● EXTRAIT À LIRE:

====================

Fernande

Quand Georges Brassens pensait à elle, on sait quel effet cela lui faisait, mais on ignore si la Fernande de la chanson était ou non Fernande Grudet, plus connue sous le nom de guerre de Madame Claude, qui vient de s’éteindre tranquillement dans son lit à l’âge respectable de 92 ans après une vie rien moins que mouvementée à la tête d’un réseau de prostitution de luxe. Elle avait beau prétendre avoir retiré toute laideur au métier auquel elle soumettait ses filles, en pratiquant le vice comme l’un des beaux-arts, il n’en reste pas moins que sous le nom d’escortes, les employées de Madame Claude pratiquaient l’amour tarifé, et ce n’est pas le montant de la transaction, fort élevé au demeurant, qui y change quelque chose.

====================

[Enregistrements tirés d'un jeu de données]
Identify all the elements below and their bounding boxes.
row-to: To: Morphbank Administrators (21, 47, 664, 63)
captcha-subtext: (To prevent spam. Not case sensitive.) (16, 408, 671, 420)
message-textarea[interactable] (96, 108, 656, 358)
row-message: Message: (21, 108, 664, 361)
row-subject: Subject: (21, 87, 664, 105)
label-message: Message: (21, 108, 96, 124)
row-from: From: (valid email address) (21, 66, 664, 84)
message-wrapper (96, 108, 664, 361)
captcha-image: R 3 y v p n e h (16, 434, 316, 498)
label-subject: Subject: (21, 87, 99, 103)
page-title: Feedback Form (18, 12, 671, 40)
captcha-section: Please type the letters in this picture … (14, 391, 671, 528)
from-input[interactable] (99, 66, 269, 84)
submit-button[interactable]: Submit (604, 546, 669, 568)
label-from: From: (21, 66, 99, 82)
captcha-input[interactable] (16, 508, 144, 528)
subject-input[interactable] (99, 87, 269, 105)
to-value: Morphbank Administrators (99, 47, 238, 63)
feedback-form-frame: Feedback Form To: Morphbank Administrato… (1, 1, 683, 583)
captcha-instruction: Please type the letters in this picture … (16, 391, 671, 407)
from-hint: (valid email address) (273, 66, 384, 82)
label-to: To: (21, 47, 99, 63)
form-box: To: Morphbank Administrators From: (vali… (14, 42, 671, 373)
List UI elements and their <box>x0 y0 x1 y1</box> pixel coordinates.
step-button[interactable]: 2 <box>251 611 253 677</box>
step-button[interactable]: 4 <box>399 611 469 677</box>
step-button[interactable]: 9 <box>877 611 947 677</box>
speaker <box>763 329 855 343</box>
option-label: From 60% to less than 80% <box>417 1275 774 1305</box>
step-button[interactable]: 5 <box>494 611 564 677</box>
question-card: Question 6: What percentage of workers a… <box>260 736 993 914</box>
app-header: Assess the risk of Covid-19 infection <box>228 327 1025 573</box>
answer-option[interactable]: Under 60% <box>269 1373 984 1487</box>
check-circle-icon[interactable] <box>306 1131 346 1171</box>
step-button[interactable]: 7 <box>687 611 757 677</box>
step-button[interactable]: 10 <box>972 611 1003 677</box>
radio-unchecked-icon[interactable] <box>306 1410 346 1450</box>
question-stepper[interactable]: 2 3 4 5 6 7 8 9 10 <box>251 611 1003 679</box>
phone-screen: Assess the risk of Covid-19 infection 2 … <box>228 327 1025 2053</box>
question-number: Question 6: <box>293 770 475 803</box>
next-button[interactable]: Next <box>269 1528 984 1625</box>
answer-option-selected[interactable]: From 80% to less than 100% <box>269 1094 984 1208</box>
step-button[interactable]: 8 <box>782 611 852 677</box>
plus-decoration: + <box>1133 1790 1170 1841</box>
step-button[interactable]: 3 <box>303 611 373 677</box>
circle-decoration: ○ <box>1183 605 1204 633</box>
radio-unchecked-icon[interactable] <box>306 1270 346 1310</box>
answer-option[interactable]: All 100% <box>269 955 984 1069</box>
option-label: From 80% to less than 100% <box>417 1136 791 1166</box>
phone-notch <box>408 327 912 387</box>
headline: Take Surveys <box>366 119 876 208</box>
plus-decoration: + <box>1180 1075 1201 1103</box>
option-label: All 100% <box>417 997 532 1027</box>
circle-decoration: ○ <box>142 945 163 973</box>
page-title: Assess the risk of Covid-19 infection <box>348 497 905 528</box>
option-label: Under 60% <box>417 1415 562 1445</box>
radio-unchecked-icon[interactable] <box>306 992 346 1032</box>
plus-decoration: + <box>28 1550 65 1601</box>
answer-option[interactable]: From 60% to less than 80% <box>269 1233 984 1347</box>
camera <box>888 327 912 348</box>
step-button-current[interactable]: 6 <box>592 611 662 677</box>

====================

● VOTRE OBJECTIF:
Recopiez en entier le texte sur Madame Claude, titre compris, sans rien y changer.

● RÉPONSE RÉDIGÉE:
Fernande

Quand Georges Brassens pensait à elle, on sait quel effet cela lui faisait, mais on ignore si la Fernande de la chanson était ou non Fernande Grudet, plus connue sous le nom de guerre de Madame Claude, qui vient de s’éteindre tranquillement dans son lit à l’âge respectable de 92 ans après une vie rien moins que mouvementée à la tête d’un réseau de prostitution de luxe. Elle avait beau prétendre avoir retiré toute laideur au métier auquel elle soumettait ses filles, en pratiquant le vice comme l’un des beaux-arts, il n’en reste pas moins que sous le nom d’escortes, les employées de Madame Claude pratiquaient l’amour tarifé, et ce n’est pas le montant de la transaction, fort élevé au demeurant, qui y change quelque chose.